--- Study text Enclosed Below ---

Christopher Nolan’s next film, “The Odyssey,” comes with a striking “what if” from his early career. Nolan said in a recent interview, noted by Variety, that Warner Bros. hired him in the early 2000s to direct “Troy,” the studio’s big-budget take on the Trojan War, then shifted the project back to filmmaker Wolfgang Petersen before cameras rolled. Nolan explained that Petersen had developed “Troy” first and reclaimed it after another planned Petersen film at the studio was shelved.
The decision rerouted Nolan toward a different mythic property. “Batman Begins” writer David S. Goyer has described the Batman origin pic as a studio offer made to Nolan after “Troy” left his slate, a make-up gesture that led to the Dark Knight trilogy and set Nolan on a path of large-scale studio filmmaking. Two decades later, he is returning to Homer’s world by adapting “The Odyssey,” moving from the Trojan battlefield of the “Iliad” to Odysseus’ perilous return home after the war.

--- End of Enclosed Study text ---
--- The data Enclosed Below ---

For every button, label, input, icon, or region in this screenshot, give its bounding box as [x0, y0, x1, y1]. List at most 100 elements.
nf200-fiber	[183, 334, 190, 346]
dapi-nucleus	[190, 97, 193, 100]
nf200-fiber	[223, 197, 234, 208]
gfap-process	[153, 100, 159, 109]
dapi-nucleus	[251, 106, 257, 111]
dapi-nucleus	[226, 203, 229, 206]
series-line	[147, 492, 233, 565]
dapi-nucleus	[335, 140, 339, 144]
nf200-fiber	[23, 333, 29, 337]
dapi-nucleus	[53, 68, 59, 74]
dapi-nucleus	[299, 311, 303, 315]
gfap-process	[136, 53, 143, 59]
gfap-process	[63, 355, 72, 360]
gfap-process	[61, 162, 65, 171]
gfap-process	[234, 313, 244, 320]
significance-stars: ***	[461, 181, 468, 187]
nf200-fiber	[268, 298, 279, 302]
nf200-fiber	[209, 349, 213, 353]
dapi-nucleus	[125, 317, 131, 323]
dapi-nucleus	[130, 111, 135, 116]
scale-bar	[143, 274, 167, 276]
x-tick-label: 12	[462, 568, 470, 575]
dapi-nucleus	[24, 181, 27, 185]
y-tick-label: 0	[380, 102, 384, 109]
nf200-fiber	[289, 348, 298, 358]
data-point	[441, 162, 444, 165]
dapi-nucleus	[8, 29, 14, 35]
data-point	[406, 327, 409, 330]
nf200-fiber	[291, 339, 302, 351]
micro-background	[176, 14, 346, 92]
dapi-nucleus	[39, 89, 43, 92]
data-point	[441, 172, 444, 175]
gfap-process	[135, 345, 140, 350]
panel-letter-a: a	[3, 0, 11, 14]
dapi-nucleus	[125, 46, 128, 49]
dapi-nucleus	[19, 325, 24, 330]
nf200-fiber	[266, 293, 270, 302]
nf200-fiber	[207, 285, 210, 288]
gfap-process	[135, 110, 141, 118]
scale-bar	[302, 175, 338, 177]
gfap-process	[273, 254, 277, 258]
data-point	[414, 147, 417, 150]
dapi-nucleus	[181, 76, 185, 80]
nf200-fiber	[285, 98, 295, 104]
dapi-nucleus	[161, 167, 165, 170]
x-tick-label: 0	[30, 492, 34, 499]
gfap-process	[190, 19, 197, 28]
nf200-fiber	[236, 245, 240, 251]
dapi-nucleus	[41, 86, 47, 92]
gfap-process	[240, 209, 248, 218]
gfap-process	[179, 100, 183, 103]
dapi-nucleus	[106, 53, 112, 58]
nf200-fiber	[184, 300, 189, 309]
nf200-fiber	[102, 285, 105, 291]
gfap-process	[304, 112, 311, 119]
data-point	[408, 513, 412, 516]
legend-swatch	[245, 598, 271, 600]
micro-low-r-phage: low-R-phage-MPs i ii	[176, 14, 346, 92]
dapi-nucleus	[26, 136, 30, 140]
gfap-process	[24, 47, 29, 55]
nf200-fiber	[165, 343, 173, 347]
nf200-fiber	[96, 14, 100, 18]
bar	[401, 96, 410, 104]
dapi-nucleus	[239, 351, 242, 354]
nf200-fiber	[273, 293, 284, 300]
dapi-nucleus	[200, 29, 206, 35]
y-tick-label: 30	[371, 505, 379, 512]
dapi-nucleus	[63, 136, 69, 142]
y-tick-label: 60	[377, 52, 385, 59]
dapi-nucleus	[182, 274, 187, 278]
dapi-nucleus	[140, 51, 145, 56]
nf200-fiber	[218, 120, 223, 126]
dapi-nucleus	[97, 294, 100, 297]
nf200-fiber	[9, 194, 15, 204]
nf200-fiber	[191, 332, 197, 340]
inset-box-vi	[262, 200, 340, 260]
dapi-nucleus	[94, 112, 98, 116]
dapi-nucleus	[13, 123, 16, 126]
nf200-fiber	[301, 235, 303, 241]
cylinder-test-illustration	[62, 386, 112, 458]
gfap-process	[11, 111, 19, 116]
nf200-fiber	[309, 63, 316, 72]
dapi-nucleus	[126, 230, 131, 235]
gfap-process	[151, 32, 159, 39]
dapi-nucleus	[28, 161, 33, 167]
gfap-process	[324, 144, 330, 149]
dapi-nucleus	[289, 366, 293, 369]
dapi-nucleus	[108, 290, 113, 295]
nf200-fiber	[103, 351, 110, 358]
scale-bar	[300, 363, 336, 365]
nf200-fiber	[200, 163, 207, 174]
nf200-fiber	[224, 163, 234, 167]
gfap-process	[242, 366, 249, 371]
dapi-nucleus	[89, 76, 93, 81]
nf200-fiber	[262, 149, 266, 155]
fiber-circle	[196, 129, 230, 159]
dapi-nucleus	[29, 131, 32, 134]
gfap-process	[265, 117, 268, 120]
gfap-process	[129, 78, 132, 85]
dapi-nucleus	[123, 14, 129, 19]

--- End of Enclosed The data ---

Task list —
**a.** Copy, word for word, the part of the Nolan article that opens with "Christopher Nolan’s next" and closes with "studio was shelved.".
**b.** In the Nolan article, who has described "Batman Begins" as a studio offer made to Nolan after "Troy" left his slate?
**c.** Write the next few sentences of the Nolan article, picking up after its final sentence.
The listing is separate material and has no connection to the Nolan article.

Written responses —
**a.**
Christopher Nolan’s next film, “The Odyssey,” comes with a striking “what if” from his early career. Nolan said in a recent interview, noted by Variety, that Warner Bros. hired him in the early 2000s to direct “Troy,” the studio’s big-budget take on the Trojan War, then shifted the project back to filmmaker Wolfgang Petersen before cameras rolled. Nolan explained that Petersen had developed “Troy” first and reclaimed it after another planned Petersen film at the studio was shelved.

**b.** David S. Goyer

**c.**
Universal will release “The Odyssey” on July 17, 2026, with Nolan writing, directing, and producing alongside Emma Thomas. Matt Damon stars as Odysseus, with Tom Holland, Anne Hathaway, Zendaya, Lupita Nyong’o, Robert Pattinson, Charlize Theron, Jon Bernthal, Elliot Page, Himesh Patel, Samantha Morton, and others in key roles.
Principal photography ran 91 days from late February through early August 2025, spanning locations in Morocco, Greece, Italy, Scotland, and Iceland. The production used newly designed IMAX cameras across the full shoot, making it the first feature filmed entirely in that format, and Nolan has said the scale required more than two million feet of film.
The late-career pivot to classical myth has drawn close industry attention, since large studio epics rooted in ancient literature have been rare in recent years. Cast members who have spoken publicly describe a demanding but collaborative set and point to the script’s scope as a major draw. For Universal, the film is positioned as a premium-format event meant to pair Nolan’s technical bravura with one of the oldest narratives in Western storytelling.